Task objective: Count every line below in which "subtitle" occurs, then give only the count.

Given data:
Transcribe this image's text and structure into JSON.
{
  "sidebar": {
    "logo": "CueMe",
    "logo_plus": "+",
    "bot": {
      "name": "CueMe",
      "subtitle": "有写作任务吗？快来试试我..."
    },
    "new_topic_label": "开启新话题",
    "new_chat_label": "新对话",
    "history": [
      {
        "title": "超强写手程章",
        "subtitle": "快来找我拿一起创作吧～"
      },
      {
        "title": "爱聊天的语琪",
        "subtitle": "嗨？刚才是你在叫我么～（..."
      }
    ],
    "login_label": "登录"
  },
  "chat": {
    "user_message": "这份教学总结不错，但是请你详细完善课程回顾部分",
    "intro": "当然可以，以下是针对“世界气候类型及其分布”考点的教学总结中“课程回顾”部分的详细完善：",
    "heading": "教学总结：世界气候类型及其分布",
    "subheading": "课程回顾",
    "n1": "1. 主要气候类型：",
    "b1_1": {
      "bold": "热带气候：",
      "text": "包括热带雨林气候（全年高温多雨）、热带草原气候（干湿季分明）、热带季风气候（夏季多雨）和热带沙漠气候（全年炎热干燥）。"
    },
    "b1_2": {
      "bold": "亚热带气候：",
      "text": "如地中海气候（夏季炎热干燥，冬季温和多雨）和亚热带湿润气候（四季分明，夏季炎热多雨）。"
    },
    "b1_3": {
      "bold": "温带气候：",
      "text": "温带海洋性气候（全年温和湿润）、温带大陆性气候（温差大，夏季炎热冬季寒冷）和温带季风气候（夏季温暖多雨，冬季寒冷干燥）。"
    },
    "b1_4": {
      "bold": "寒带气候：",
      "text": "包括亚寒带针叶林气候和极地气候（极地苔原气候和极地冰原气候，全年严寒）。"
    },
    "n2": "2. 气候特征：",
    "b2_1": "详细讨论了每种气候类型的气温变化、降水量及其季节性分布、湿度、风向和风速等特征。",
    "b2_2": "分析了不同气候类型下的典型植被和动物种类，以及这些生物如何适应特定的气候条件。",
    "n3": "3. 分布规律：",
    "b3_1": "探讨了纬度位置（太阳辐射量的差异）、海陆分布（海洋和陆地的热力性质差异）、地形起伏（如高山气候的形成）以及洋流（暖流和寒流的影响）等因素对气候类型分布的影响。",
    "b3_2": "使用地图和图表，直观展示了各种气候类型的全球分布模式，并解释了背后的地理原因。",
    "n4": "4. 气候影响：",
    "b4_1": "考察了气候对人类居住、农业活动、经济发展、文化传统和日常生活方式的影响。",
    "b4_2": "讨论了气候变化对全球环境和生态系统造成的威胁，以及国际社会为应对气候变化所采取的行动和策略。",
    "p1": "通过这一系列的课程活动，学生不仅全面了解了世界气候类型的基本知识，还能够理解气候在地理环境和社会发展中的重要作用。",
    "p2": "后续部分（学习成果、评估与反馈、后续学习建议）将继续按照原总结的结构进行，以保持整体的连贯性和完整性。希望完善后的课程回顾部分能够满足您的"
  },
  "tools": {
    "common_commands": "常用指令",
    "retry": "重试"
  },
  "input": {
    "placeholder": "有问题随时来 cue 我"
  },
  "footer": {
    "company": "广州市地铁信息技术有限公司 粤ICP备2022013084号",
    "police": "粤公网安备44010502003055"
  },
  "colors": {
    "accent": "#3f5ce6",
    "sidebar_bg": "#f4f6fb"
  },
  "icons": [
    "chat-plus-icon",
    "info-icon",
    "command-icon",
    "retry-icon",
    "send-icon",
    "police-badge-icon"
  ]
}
--
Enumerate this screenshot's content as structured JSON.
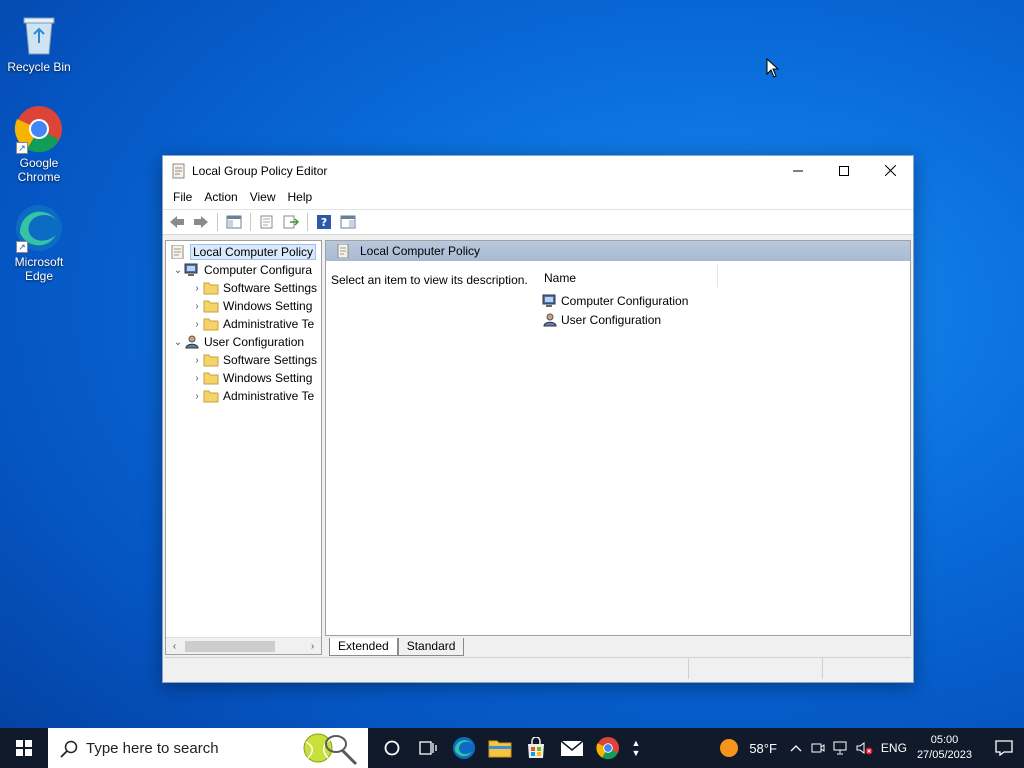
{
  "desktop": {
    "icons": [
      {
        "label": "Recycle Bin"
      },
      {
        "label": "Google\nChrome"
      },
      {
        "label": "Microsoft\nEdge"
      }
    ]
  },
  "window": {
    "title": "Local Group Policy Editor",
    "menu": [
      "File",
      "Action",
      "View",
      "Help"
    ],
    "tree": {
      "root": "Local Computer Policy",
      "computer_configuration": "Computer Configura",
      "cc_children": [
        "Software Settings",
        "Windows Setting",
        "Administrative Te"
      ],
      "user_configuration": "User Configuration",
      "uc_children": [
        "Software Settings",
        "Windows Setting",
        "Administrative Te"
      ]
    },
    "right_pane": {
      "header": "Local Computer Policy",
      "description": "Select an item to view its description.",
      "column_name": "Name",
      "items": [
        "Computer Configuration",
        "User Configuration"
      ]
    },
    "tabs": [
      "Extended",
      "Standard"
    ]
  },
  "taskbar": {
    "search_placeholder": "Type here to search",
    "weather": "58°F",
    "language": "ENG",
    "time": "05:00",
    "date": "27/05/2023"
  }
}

Task result: 3